**TASK BRIEF**
Write out all the lines again, precisely as they stand, but without the images.

■ ■ ■ ■ ■ ■ ■

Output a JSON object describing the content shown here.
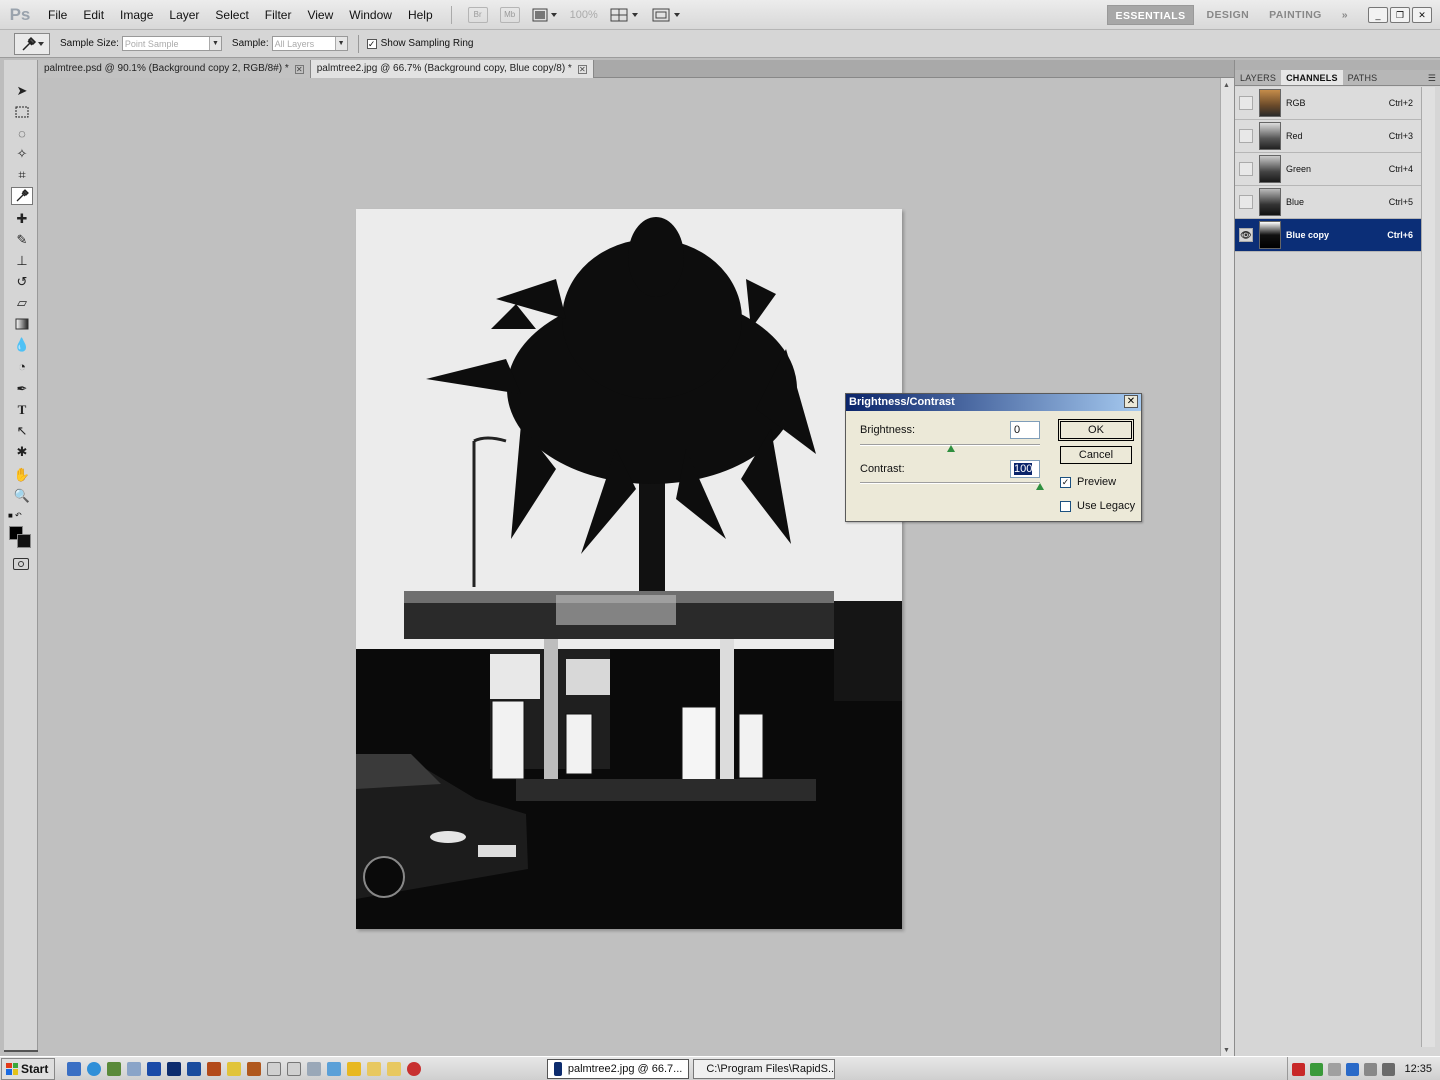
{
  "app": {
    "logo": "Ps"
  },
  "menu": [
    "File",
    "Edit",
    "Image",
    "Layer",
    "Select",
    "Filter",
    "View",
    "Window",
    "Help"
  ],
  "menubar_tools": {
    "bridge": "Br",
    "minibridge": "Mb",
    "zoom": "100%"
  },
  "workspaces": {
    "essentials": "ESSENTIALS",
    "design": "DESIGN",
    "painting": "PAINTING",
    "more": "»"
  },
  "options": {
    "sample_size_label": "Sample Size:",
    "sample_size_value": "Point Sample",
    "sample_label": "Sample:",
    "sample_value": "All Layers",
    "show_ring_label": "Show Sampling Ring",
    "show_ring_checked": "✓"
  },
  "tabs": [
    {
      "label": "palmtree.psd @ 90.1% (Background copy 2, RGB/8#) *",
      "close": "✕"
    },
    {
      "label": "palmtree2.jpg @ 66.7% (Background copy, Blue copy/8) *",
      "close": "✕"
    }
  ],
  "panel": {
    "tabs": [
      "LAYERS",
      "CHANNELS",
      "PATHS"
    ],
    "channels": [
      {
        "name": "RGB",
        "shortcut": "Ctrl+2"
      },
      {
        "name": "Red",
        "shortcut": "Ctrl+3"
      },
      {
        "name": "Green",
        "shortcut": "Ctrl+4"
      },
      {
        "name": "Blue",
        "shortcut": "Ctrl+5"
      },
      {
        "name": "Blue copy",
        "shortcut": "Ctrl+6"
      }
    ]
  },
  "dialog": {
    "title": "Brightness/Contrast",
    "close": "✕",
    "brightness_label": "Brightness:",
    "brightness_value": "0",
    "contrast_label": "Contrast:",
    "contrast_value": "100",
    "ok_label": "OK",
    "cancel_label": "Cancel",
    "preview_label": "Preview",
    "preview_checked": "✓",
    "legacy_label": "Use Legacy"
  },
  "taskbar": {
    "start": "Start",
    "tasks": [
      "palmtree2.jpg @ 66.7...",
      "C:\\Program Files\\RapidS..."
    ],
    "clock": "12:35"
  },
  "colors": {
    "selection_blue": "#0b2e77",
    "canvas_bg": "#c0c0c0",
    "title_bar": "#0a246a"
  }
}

■ ■ ■ ■ ■ ■ ■

**ANSWER FOR THIS EXERCISE**
Output a JSON object describing the content shown here.
{
  "app": {
    "logo": "Ps"
  },
  "menu": [
    "File",
    "Edit",
    "Image",
    "Layer",
    "Select",
    "Filter",
    "View",
    "Window",
    "Help"
  ],
  "menubar_tools": {
    "bridge": "Br",
    "minibridge": "Mb",
    "zoom": "100%"
  },
  "workspaces": {
    "essentials": "ESSENTIALS",
    "design": "DESIGN",
    "painting": "PAINTING",
    "more": "»"
  },
  "options": {
    "sample_size_label": "Sample Size:",
    "sample_size_value": "Point Sample",
    "sample_label": "Sample:",
    "sample_value": "All Layers",
    "show_ring_label": "Show Sampling Ring",
    "show_ring_checked": "✓"
  },
  "tabs": [
    {
      "label": "palmtree.psd @ 90.1% (Background copy 2, RGB/8#) *",
      "close": "✕"
    },
    {
      "label": "palmtree2.jpg @ 66.7% (Background copy, Blue copy/8) *",
      "close": "✕"
    }
  ],
  "panel": {
    "tabs": [
      "LAYERS",
      "CHANNELS",
      "PATHS"
    ],
    "channels": [
      {
        "name": "RGB",
        "shortcut": "Ctrl+2"
      },
      {
        "name": "Red",
        "shortcut": "Ctrl+3"
      },
      {
        "name": "Green",
        "shortcut": "Ctrl+4"
      },
      {
        "name": "Blue",
        "shortcut": "Ctrl+5"
      },
      {
        "name": "Blue copy",
        "shortcut": "Ctrl+6"
      }
    ]
  },
  "dialog": {
    "title": "Brightness/Contrast",
    "close": "✕",
    "brightness_label": "Brightness:",
    "brightness_value": "0",
    "contrast_label": "Contrast:",
    "contrast_value": "100",
    "ok_label": "OK",
    "cancel_label": "Cancel",
    "preview_label": "Preview",
    "preview_checked": "✓",
    "legacy_label": "Use Legacy"
  },
  "taskbar": {
    "start": "Start",
    "tasks": [
      "palmtree2.jpg @ 66.7...",
      "C:\\Program Files\\RapidS..."
    ],
    "clock": "12:35"
  },
  "colors": {
    "selection_blue": "#0b2e77",
    "canvas_bg": "#c0c0c0",
    "title_bar": "#0a246a"
  }
}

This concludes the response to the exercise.